# [PROBLEM TO WORK ON]
Isolate every line in the records below with "text" in it.

# [EXTRACTED DATA]
══════════════════════════════
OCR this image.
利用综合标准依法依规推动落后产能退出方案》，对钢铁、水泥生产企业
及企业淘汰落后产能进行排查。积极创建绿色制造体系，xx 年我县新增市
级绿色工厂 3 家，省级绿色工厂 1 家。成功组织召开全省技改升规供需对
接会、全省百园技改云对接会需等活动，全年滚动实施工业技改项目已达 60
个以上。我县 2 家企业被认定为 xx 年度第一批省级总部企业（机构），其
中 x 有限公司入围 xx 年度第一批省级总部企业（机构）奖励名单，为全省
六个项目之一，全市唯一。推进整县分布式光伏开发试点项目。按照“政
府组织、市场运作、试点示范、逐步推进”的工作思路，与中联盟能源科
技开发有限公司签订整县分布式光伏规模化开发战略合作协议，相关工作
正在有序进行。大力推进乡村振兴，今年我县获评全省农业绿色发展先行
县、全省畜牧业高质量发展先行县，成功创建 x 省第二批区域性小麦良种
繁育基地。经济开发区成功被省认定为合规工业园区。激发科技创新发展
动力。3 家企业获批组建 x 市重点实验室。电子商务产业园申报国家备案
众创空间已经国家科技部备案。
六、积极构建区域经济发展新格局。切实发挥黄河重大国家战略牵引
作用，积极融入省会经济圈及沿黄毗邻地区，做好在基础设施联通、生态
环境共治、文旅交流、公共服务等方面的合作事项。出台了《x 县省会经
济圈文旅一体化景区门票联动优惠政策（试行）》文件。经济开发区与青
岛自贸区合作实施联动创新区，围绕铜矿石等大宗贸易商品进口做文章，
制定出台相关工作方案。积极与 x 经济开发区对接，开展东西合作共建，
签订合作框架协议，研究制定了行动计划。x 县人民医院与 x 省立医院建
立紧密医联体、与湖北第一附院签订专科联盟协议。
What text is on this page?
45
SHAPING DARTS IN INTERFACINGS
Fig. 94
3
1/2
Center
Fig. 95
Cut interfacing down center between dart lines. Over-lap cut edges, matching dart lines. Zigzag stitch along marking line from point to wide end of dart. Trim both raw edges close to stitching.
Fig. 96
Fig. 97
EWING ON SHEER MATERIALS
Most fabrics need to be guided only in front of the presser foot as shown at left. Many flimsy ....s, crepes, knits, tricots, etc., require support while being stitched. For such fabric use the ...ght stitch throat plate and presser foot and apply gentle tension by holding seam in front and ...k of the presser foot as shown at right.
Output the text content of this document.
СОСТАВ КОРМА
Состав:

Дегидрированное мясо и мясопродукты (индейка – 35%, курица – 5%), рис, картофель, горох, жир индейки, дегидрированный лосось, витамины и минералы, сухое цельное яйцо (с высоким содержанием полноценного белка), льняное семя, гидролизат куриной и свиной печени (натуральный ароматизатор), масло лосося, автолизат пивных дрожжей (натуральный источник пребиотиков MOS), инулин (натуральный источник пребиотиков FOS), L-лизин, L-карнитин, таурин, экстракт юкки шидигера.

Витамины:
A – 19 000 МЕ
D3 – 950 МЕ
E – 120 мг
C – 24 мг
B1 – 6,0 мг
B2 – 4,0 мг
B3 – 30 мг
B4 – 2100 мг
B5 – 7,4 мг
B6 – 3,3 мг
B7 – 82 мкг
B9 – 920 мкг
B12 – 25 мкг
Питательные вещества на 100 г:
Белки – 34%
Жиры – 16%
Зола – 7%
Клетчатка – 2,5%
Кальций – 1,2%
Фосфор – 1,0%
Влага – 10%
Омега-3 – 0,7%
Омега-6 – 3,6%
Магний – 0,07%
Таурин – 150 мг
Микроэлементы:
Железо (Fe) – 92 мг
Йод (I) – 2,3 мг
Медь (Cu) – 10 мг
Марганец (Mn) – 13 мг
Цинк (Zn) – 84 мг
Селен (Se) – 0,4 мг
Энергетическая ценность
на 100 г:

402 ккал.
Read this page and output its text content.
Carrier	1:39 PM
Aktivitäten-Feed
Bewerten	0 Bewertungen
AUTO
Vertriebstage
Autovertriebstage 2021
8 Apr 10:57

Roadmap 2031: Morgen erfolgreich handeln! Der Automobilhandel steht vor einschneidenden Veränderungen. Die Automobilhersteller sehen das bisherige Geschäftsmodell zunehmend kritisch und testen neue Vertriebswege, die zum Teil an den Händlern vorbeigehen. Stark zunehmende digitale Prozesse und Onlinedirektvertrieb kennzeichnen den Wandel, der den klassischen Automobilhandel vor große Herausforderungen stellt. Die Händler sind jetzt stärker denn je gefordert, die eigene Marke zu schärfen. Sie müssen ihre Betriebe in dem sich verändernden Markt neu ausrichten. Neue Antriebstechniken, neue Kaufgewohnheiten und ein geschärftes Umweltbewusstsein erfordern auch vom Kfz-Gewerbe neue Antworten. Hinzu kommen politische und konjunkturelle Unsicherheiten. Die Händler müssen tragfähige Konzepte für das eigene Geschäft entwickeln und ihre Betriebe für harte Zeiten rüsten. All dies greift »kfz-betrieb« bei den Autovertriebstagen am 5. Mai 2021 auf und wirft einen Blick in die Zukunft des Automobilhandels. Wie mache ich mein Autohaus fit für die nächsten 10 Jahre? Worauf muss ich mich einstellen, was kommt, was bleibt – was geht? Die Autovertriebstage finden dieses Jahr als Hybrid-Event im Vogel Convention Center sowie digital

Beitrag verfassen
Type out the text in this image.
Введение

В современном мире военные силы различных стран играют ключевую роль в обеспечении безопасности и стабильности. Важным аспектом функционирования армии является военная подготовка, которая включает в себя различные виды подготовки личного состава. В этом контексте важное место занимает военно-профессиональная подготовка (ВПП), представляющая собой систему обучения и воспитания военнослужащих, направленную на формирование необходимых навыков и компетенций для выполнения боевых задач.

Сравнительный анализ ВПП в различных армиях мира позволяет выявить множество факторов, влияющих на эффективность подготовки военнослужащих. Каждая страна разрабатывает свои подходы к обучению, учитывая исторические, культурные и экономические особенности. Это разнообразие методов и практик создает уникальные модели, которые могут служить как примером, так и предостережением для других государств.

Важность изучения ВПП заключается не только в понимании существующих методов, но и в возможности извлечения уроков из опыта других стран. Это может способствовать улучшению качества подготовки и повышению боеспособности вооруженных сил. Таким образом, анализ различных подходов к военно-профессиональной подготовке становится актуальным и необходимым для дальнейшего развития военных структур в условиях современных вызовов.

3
══════════════════════════════
# [FINAL RESULT]
What text is on this page?
Output the text content of this document.
Read this page and output its text content.
Type out the text in this image.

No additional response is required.